-- Start Dataset content --
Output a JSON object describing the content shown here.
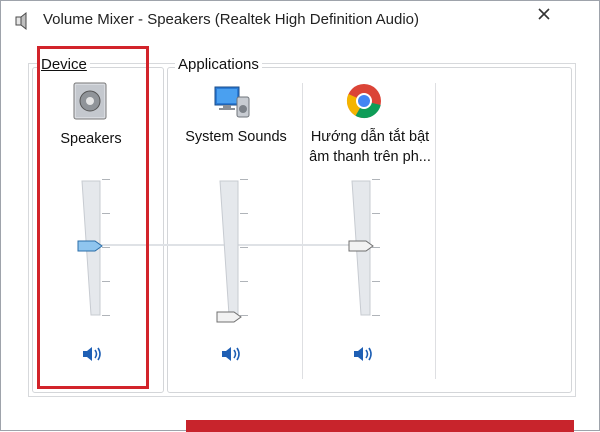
{
  "window": {
    "title": "Volume Mixer - Speakers (Realtek High Definition Audio)"
  },
  "device_group": {
    "label": "Device",
    "items": [
      {
        "name": "Speakers",
        "icon": "speaker-device-icon",
        "volume_percent": 45,
        "muted": false
      }
    ]
  },
  "applications_group": {
    "label": "Applications",
    "items": [
      {
        "name": "System Sounds",
        "icon": "system-sounds-icon",
        "volume_percent": 0,
        "muted": false
      },
      {
        "name_line1": "Hướng dẫn tắt bật",
        "name_line2": "âm thanh trên ph...",
        "icon": "chrome-icon",
        "volume_percent": 45,
        "muted": false
      }
    ]
  },
  "colors": {
    "highlight": "#d2232a",
    "accent_blue": "#1e5fb4",
    "bottom_band": "#c8242c"
  }
}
-- End Dataset content --
Exercise: Your copy of the data should match it exactly, except that pictures are left out.

Reply to the task:
Output a JSON object describing the content shown here.
{
  "window": {
    "title": "Volume Mixer - Speakers (Realtek High Definition Audio)"
  },
  "device_group": {
    "label": "Device",
    "items": [
      {
        "name": "Speakers",
        "icon": "speaker-device-icon",
        "volume_percent": 45,
        "muted": false
      }
    ]
  },
  "applications_group": {
    "label": "Applications",
    "items": [
      {
        "name": "System Sounds",
        "icon": "system-sounds-icon",
        "volume_percent": 0,
        "muted": false
      },
      {
        "name_line1": "Hướng dẫn tắt bật",
        "name_line2": "âm thanh trên ph...",
        "icon": "chrome-icon",
        "volume_percent": 45,
        "muted": false
      }
    ]
  },
  "colors": {
    "highlight": "#d2232a",
    "accent_blue": "#1e5fb4",
    "bottom_band": "#c8242c"
  }
}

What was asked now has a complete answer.